* _Given instruction_: Everything from the line containing "Transcribe this image's" to the final line of the records below should be given again exactly, and nothing else.

* _Information shown_:

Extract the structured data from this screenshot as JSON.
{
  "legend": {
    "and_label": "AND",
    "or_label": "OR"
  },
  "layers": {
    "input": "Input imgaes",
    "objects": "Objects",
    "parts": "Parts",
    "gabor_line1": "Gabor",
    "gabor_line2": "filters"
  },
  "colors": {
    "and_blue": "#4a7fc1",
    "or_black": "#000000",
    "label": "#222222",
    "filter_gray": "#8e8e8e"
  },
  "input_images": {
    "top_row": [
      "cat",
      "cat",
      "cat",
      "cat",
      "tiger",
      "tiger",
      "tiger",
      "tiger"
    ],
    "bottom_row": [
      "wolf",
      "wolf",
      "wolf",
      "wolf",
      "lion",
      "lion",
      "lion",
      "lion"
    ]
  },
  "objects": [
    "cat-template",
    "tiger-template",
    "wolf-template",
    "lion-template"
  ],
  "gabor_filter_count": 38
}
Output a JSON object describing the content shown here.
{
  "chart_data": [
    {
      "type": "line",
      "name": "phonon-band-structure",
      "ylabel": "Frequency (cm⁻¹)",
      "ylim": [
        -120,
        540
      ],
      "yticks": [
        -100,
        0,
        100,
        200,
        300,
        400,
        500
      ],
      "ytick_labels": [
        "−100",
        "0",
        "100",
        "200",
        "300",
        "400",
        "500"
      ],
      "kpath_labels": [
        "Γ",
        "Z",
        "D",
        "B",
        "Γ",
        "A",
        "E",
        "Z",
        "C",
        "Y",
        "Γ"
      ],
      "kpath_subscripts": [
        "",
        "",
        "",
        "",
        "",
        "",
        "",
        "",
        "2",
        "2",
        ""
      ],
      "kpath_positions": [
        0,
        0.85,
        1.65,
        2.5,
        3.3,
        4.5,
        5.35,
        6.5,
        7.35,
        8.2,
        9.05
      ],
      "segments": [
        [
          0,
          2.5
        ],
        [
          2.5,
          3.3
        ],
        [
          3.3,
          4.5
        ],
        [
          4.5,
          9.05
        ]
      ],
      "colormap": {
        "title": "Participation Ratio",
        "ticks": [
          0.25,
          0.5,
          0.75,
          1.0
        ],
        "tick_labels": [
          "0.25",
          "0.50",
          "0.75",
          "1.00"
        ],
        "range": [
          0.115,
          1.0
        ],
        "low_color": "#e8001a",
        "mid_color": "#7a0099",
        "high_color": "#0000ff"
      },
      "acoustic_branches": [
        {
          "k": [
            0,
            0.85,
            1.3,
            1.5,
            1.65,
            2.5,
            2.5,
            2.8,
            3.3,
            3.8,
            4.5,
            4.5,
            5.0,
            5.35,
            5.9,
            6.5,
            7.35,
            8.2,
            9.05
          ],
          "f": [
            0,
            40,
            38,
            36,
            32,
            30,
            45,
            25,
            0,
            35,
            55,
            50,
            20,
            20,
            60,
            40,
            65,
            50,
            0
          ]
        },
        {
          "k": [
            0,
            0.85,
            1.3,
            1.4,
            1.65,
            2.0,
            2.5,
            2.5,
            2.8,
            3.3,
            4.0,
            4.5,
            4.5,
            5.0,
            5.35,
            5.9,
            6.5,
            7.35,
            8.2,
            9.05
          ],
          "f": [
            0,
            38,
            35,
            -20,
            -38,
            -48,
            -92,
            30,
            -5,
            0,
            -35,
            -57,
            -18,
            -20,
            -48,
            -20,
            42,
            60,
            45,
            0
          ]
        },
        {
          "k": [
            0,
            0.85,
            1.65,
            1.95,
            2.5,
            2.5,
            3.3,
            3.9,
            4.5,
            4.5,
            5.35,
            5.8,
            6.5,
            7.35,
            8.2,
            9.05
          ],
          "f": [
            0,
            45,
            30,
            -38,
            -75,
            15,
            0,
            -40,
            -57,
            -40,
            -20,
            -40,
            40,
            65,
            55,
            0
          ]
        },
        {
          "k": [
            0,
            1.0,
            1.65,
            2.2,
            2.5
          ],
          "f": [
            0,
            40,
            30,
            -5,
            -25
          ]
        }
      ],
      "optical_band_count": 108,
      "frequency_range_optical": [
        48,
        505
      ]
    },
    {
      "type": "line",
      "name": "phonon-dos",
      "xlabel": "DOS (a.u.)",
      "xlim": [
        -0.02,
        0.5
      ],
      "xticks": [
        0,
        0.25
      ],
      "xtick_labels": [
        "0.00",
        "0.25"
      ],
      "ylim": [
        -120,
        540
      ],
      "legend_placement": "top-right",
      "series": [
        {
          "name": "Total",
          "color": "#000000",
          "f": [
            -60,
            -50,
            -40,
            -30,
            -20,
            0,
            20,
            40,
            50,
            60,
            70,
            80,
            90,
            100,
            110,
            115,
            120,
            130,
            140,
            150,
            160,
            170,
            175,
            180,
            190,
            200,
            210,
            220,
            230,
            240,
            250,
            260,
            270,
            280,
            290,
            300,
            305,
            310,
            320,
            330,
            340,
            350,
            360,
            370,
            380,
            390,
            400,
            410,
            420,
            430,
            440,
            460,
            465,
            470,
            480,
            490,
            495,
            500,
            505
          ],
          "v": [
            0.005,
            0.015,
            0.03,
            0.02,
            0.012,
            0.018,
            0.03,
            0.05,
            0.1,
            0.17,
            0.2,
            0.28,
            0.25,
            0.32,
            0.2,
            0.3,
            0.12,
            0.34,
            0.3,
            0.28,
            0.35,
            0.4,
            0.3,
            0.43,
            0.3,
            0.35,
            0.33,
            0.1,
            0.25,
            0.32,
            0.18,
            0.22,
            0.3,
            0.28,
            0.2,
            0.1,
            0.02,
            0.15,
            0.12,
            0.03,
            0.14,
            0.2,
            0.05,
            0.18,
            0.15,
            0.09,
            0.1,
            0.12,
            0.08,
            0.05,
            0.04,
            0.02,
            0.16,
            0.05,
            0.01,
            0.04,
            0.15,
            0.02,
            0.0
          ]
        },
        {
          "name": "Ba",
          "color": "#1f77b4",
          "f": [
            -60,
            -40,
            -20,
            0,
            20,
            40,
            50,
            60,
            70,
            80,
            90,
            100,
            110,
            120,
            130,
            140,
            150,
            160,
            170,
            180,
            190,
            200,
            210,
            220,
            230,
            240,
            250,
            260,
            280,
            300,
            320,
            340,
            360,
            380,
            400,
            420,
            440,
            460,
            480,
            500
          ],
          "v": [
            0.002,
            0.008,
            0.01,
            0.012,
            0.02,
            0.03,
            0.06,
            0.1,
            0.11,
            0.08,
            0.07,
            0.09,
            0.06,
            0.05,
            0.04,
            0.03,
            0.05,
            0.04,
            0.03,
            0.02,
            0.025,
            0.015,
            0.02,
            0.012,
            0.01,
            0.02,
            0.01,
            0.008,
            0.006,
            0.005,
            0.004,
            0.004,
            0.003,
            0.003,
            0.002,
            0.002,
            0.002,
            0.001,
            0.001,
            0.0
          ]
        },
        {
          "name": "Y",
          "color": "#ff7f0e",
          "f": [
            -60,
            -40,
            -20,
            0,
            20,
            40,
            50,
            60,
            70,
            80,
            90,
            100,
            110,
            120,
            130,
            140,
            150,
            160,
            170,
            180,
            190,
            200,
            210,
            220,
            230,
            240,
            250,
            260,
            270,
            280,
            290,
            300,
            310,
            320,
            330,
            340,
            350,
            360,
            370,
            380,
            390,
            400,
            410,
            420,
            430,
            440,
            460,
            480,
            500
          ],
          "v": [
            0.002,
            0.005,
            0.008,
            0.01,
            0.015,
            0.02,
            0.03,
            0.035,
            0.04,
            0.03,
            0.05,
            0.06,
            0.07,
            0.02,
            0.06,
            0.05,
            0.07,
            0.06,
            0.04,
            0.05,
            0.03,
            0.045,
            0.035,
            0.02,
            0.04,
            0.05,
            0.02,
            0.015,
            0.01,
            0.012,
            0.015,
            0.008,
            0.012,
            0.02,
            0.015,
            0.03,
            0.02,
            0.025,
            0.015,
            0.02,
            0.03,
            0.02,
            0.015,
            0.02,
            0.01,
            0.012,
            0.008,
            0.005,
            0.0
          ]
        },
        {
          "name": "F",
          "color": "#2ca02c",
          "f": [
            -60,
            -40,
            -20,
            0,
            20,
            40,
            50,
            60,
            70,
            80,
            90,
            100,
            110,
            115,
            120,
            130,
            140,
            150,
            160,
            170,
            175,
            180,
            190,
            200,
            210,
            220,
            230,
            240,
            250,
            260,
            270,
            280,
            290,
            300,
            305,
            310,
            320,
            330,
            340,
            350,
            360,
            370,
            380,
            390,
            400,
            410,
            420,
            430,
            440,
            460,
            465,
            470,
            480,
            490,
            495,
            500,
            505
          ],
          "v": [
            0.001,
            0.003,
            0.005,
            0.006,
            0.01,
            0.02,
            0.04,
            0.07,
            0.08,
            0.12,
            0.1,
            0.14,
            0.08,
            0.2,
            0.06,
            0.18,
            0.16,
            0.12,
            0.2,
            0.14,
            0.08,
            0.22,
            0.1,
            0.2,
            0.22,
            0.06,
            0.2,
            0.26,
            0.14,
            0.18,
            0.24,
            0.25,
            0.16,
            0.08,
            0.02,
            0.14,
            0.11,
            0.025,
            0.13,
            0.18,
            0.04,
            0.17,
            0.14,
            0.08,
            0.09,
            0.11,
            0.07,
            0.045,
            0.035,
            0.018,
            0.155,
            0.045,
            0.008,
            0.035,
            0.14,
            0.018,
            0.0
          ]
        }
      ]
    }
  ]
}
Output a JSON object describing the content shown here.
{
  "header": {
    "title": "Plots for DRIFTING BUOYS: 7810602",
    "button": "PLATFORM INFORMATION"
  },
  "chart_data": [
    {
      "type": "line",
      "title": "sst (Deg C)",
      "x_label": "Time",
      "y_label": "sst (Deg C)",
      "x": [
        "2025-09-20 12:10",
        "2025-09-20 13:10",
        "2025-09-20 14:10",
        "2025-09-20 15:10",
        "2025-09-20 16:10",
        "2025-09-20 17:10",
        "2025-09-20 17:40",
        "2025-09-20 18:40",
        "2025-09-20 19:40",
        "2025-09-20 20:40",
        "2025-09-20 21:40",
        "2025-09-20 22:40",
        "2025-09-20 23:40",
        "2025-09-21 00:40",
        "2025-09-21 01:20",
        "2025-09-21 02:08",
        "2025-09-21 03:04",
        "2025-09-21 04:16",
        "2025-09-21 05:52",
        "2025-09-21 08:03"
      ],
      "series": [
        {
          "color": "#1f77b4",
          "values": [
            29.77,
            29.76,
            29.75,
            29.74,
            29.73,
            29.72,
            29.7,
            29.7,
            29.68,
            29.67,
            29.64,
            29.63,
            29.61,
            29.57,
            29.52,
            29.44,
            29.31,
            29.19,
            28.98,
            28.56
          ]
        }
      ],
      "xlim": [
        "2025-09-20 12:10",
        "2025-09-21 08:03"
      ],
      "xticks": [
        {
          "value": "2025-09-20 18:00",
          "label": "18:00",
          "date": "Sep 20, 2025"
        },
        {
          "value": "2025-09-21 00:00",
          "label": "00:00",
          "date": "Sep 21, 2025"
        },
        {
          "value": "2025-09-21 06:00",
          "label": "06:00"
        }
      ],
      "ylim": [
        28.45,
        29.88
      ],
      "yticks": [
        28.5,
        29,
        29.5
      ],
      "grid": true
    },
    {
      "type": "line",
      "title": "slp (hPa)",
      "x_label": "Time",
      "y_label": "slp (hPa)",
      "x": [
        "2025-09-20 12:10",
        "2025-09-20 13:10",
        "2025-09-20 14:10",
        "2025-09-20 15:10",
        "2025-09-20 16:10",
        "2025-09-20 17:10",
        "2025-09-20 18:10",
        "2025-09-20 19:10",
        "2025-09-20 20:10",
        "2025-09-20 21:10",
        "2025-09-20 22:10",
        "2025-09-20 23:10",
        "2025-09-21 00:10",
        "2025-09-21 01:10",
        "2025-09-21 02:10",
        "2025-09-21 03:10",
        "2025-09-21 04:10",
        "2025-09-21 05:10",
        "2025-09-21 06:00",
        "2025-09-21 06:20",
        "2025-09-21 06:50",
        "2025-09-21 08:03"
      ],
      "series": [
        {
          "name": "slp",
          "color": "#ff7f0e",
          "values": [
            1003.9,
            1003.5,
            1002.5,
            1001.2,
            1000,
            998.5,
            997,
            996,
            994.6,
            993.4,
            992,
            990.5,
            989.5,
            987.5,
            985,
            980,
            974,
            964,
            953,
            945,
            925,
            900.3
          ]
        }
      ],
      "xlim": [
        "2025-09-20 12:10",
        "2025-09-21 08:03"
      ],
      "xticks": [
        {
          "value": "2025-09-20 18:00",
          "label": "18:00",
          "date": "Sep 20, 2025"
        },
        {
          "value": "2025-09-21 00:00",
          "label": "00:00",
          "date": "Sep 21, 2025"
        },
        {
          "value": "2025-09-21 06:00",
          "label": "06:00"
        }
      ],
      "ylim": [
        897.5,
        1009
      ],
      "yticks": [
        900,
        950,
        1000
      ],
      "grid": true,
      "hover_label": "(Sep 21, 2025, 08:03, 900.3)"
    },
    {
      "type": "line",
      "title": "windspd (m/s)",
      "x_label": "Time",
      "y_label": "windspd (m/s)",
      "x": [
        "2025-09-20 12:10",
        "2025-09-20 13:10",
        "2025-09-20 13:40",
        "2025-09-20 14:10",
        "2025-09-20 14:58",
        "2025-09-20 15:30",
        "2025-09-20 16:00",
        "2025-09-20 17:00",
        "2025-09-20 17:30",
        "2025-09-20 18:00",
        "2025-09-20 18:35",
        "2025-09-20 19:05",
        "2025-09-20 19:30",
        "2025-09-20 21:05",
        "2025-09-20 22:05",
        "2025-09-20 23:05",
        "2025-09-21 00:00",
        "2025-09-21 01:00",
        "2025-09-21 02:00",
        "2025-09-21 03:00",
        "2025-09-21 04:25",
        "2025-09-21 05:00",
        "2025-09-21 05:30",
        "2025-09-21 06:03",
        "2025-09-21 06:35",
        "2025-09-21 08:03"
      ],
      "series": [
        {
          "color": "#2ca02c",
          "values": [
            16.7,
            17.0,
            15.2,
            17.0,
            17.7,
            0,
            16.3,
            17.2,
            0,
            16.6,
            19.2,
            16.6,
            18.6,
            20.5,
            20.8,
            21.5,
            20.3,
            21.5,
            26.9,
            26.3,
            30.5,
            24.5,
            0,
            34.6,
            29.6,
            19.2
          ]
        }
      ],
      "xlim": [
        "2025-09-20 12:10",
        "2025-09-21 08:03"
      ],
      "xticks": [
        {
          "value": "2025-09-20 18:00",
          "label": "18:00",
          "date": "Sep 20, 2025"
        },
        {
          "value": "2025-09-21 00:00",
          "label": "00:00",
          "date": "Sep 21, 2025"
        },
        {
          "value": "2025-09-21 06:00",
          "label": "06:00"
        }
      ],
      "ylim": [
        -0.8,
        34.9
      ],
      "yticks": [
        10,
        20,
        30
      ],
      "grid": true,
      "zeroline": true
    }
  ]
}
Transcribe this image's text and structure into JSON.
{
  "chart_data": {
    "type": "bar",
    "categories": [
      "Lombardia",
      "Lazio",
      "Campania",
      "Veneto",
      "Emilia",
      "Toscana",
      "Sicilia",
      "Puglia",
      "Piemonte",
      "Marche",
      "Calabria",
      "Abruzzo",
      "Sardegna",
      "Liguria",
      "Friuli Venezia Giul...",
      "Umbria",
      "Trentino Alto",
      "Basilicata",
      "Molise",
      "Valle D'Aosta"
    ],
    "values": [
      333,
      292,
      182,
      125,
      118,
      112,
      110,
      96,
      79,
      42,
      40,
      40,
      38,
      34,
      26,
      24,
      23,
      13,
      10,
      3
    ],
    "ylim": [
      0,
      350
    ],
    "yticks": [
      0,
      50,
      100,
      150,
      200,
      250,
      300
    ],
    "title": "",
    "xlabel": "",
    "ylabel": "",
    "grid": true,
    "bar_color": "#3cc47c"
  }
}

* _Expected answer_:
Transcribe this image's text and structure into JSON.
{
  "chart_data": {
    "type": "bar",
    "categories": [
      "Lombardia",
      "Lazio",
      "Campania",
      "Veneto",
      "Emilia",
      "Toscana",
      "Sicilia",
      "Puglia",
      "Piemonte",
      "Marche",
      "Calabria",
      "Abruzzo",
      "Sardegna",
      "Liguria",
      "Friuli Venezia Giul...",
      "Umbria",
      "Trentino Alto",
      "Basilicata",
      "Molise",
      "Valle D'Aosta"
    ],
    "values": [
      333,
      292,
      182,
      125,
      118,
      112,
      110,
      96,
      79,
      42,
      40,
      40,
      38,
      34,
      26,
      24,
      23,
      13,
      10,
      3
    ],
    "ylim": [
      0,
      350
    ],
    "yticks": [
      0,
      50,
      100,
      150,
      200,
      250,
      300
    ],
    "title": "",
    "xlabel": "",
    "ylabel": "",
    "grid": true,
    "bar_color": "#3cc47c"
  }
}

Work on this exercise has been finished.